Work out the number of lines in the listing that include the string "name". Reply with that number alone.

Begin Information supplied

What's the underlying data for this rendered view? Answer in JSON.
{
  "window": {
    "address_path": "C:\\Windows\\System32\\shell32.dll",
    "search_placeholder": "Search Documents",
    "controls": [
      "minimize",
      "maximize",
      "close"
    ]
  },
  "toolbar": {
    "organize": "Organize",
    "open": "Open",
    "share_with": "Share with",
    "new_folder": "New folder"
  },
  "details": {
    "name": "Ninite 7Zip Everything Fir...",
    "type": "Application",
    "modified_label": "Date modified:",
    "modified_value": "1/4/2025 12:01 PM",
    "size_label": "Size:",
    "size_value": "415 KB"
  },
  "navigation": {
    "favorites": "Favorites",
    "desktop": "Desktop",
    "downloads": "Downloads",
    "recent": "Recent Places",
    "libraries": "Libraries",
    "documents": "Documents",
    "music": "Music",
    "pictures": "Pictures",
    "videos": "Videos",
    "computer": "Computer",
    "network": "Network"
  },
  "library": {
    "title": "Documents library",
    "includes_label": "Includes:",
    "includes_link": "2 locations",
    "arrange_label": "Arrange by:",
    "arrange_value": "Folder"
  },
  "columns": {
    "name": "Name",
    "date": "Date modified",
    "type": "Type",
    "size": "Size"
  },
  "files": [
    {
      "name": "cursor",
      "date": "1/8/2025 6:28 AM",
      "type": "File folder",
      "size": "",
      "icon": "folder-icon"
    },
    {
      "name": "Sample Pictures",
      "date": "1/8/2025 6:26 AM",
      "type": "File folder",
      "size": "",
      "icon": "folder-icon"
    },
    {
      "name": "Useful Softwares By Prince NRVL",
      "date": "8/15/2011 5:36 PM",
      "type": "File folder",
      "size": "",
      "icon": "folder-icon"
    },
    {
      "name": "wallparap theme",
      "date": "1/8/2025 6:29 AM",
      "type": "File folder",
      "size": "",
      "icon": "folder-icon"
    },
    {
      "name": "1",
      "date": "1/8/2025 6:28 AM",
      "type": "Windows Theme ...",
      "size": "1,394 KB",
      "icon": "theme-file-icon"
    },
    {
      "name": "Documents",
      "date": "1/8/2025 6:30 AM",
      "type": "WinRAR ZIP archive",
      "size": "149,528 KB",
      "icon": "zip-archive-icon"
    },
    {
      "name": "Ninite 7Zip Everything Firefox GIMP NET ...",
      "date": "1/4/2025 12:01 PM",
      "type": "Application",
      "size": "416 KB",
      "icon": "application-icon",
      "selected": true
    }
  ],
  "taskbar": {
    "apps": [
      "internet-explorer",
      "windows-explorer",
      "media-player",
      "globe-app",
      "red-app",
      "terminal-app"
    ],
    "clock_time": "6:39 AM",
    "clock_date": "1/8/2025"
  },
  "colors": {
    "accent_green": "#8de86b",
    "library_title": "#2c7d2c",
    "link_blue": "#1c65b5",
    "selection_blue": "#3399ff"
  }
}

End Information supplied

__Correct response__
9